Start of The input

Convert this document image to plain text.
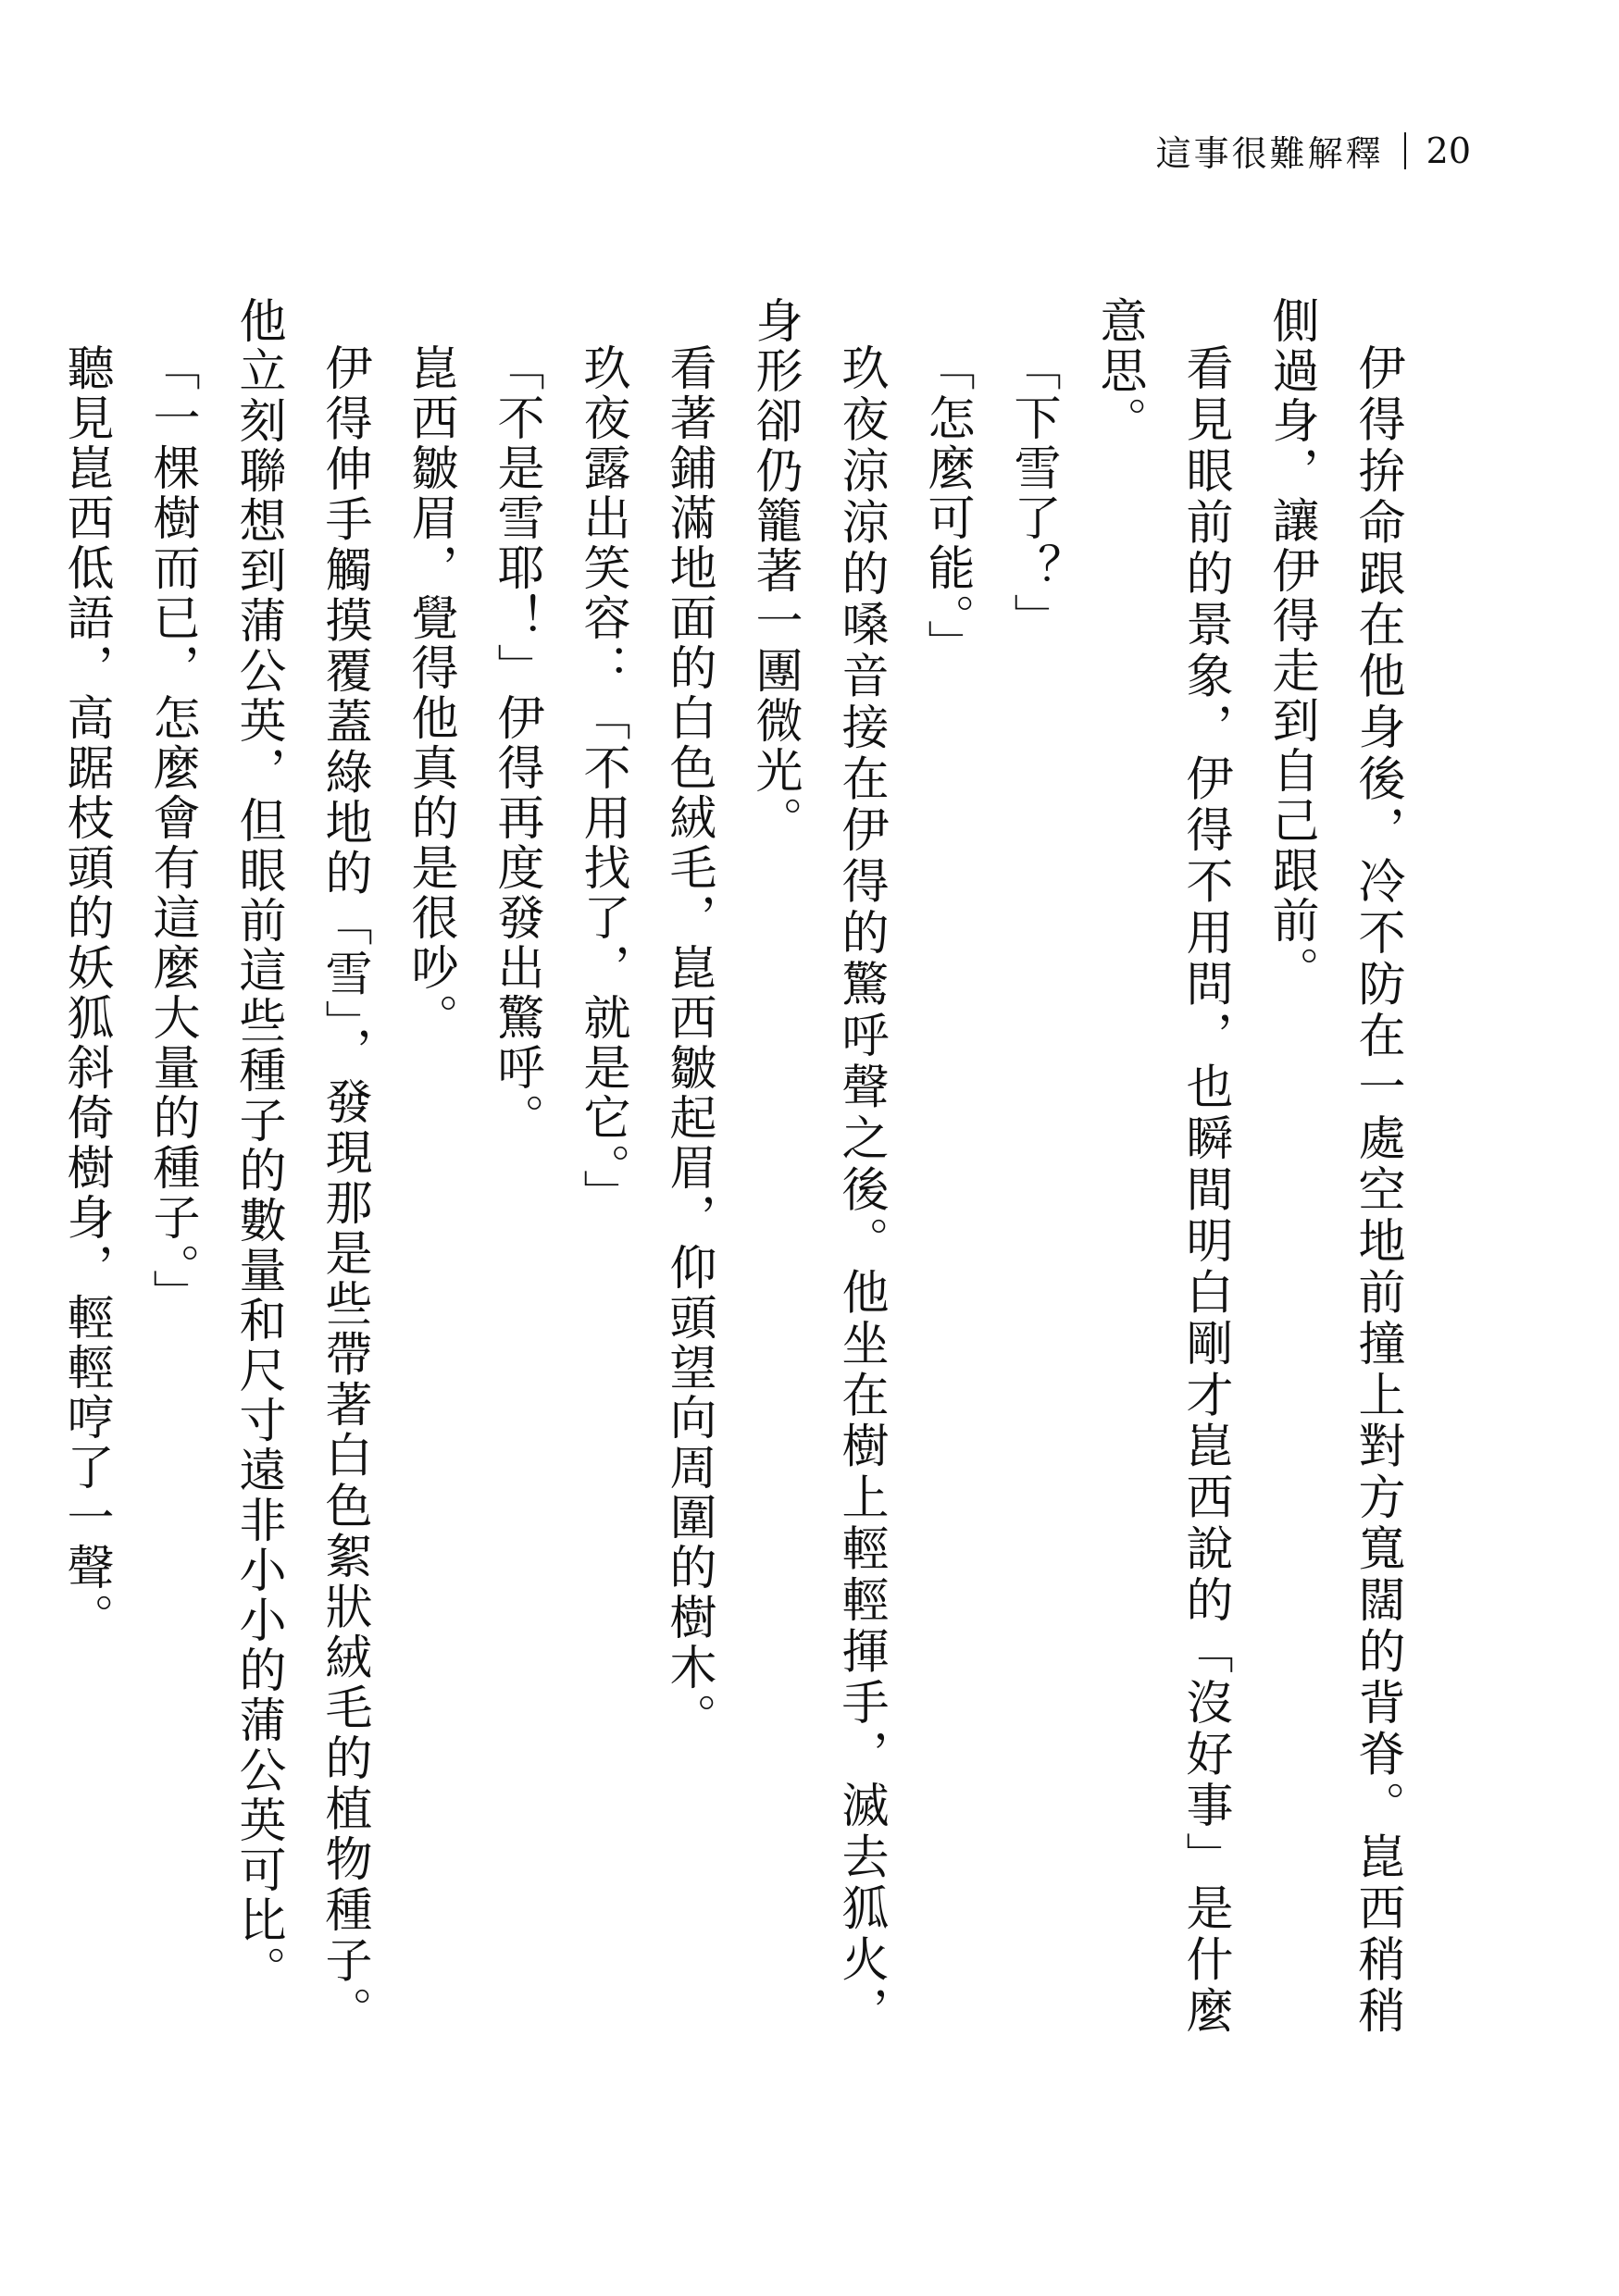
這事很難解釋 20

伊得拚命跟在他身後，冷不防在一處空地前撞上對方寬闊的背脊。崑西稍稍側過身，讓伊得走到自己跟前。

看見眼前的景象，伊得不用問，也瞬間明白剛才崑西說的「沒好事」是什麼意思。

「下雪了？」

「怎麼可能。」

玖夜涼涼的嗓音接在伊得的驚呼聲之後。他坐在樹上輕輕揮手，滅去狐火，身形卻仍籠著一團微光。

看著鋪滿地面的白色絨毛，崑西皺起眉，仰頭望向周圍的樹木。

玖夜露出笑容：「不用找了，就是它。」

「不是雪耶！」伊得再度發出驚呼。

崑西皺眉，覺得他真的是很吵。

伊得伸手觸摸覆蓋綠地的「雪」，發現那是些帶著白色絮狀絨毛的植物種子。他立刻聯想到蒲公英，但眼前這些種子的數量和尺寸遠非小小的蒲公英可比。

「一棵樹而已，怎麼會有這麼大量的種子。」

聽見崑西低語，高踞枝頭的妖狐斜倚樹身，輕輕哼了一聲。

End of The input

Do this
Reproduce each entry verbatim, excluding any embedded images.

Written reply
Convert this document image to plain text.
這事很難解釋 20

伊得拚命跟在他身後，冷不防在一處空地前撞上對方寬闊的背脊。崑西稍稍側過身，讓伊得走到自己跟前。

看見眼前的景象，伊得不用問，也瞬間明白剛才崑西說的「沒好事」是什麼意思。

「下雪了？」

「怎麼可能。」

玖夜涼涼的嗓音接在伊得的驚呼聲之後。他坐在樹上輕輕揮手，滅去狐火，身形卻仍籠著一團微光。

看著鋪滿地面的白色絨毛，崑西皺起眉，仰頭望向周圍的樹木。

玖夜露出笑容：「不用找了，就是它。」

「不是雪耶！」伊得再度發出驚呼。

崑西皺眉，覺得他真的是很吵。

伊得伸手觸摸覆蓋綠地的「雪」，發現那是些帶著白色絮狀絨毛的植物種子。他立刻聯想到蒲公英，但眼前這些種子的數量和尺寸遠非小小的蒲公英可比。

「一棵樹而已，怎麼會有這麼大量的種子。」

聽見崑西低語，高踞枝頭的妖狐斜倚樹身，輕輕哼了一聲。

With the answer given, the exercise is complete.